What to produce:
Identify all lines of the data containing the string "Hafta" and copy them.

Dataset records
● ● ● ● ● ● ●

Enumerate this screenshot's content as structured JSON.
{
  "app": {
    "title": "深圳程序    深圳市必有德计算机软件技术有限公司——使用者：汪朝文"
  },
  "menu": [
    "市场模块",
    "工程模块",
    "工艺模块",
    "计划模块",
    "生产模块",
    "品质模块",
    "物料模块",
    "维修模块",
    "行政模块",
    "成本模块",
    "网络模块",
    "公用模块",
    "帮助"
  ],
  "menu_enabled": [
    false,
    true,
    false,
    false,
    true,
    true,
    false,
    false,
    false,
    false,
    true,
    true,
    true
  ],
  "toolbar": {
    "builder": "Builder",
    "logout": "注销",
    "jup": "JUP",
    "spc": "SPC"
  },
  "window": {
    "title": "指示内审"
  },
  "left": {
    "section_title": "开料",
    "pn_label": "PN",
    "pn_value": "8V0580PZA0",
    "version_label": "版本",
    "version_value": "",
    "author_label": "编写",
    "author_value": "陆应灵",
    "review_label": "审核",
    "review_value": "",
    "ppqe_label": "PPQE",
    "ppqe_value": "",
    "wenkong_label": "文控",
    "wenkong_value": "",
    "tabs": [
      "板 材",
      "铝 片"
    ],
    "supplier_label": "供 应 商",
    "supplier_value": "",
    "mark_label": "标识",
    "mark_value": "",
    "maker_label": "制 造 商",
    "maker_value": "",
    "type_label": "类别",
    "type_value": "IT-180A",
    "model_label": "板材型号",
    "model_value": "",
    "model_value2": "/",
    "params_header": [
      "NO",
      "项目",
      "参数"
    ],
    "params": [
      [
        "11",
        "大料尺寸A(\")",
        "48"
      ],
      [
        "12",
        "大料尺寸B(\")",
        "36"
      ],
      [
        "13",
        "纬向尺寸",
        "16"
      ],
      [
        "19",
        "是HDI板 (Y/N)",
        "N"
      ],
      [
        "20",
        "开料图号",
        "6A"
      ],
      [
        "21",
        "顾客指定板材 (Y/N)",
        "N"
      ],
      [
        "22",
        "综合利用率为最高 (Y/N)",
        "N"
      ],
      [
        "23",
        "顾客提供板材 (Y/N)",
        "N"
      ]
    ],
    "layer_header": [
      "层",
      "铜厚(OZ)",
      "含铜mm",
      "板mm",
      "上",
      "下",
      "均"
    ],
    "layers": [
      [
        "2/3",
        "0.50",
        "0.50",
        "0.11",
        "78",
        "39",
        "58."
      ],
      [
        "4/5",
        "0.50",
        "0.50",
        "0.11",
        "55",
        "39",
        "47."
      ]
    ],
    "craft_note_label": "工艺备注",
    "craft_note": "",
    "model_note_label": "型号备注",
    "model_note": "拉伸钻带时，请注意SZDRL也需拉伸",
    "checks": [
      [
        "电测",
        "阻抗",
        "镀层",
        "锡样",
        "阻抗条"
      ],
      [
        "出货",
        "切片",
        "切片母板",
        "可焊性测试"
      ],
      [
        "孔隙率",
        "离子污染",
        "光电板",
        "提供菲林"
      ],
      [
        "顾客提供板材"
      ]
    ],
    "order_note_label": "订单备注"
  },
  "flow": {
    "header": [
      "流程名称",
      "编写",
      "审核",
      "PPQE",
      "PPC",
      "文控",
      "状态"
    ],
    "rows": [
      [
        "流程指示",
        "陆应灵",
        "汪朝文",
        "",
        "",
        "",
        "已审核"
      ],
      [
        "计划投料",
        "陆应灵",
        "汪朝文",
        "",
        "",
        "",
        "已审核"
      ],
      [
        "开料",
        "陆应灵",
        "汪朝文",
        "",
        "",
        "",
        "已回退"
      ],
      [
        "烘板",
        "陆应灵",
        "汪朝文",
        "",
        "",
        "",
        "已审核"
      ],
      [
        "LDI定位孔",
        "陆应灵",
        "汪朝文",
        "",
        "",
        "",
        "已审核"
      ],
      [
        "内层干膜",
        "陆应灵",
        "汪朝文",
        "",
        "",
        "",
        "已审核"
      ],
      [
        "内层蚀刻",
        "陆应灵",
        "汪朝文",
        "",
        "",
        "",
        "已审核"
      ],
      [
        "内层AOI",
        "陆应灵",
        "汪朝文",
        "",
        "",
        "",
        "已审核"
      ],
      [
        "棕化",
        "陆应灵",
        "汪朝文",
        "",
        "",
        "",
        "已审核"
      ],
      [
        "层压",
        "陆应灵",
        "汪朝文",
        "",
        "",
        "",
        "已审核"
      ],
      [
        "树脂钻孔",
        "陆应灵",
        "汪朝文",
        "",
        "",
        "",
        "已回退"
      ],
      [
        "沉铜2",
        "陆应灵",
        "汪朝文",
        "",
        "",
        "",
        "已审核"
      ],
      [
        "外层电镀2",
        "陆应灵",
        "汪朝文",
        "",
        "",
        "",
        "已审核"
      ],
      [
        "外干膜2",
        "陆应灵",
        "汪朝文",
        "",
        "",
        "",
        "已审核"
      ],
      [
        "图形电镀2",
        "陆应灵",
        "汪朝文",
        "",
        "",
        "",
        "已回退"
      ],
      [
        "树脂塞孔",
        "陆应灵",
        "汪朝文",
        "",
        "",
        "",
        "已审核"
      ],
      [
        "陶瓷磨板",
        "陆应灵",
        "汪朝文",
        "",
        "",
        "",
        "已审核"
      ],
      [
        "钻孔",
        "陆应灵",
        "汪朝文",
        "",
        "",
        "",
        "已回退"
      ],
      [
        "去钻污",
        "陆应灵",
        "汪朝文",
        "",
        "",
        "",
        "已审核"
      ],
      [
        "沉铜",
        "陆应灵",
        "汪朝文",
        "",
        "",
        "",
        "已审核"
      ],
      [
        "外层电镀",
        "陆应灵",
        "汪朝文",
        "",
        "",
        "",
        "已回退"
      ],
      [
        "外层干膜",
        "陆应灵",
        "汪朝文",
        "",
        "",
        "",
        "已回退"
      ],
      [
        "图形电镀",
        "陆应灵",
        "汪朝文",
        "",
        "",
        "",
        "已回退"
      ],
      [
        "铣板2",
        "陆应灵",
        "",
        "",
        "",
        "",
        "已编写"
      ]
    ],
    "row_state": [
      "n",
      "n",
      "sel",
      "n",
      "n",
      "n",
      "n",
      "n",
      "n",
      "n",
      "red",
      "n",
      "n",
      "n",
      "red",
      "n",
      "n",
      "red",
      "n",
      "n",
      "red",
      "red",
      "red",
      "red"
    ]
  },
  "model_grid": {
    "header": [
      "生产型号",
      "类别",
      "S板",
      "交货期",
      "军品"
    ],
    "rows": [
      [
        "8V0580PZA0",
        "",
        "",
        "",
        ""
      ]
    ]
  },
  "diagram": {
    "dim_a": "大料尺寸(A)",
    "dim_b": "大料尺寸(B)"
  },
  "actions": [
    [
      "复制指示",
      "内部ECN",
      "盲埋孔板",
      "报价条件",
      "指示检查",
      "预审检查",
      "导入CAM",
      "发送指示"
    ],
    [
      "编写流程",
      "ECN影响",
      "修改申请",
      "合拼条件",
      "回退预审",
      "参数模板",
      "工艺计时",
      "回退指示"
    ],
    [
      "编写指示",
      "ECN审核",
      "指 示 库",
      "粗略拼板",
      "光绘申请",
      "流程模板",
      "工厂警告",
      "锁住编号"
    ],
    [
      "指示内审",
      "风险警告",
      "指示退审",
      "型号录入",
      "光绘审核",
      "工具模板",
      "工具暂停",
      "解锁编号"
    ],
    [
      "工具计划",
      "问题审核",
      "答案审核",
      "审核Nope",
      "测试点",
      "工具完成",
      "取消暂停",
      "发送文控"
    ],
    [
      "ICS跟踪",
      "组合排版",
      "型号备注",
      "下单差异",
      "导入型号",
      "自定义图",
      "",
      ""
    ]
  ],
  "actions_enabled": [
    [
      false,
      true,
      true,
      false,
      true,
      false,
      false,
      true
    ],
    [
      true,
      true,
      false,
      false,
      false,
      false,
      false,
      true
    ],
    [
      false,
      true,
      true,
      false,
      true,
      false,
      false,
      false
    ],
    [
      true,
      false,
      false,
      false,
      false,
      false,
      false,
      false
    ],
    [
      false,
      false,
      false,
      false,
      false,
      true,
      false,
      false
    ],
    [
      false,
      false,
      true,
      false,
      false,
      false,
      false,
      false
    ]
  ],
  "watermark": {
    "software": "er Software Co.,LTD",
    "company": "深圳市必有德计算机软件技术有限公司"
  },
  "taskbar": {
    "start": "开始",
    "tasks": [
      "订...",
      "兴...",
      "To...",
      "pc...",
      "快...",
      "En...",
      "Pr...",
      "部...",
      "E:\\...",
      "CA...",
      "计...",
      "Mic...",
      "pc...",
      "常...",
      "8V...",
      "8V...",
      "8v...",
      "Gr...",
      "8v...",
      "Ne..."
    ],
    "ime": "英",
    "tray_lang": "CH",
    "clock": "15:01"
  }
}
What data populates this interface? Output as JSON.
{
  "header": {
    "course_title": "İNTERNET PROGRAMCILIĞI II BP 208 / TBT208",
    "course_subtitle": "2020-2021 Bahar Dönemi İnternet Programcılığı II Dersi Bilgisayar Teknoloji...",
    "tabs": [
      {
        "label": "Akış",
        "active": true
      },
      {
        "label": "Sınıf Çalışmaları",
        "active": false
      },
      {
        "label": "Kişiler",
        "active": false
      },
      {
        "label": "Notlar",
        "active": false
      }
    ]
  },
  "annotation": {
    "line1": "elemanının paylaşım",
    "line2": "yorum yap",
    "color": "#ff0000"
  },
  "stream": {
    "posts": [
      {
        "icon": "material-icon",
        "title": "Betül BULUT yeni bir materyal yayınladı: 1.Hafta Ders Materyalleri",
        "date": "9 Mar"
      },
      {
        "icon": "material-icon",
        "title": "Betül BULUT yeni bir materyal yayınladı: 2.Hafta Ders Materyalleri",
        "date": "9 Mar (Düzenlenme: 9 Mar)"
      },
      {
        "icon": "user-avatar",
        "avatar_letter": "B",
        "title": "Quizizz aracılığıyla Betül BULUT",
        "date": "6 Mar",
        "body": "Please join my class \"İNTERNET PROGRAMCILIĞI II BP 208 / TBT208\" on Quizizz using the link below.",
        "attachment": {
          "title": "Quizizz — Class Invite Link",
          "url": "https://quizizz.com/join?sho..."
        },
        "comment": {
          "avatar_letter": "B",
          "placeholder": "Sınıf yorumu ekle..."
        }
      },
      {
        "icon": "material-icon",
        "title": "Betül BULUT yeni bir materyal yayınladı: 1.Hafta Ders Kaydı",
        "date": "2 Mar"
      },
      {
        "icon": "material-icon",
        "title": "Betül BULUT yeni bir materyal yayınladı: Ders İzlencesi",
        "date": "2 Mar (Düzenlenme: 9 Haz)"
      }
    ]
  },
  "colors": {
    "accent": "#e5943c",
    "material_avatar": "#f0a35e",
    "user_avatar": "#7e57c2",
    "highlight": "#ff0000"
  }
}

● ● ● ● ● ● ●

Exercise solution:
        "title": "Betül BULUT yeni bir materyal yayınladı: 1.Hafta Ders Materyalleri",
        "title": "Betül BULUT yeni bir materyal yayınladı: 2.Hafta Ders Materyalleri",
        "title": "Betül BULUT yeni bir materyal yayınladı: 1.Hafta Ders Kaydı",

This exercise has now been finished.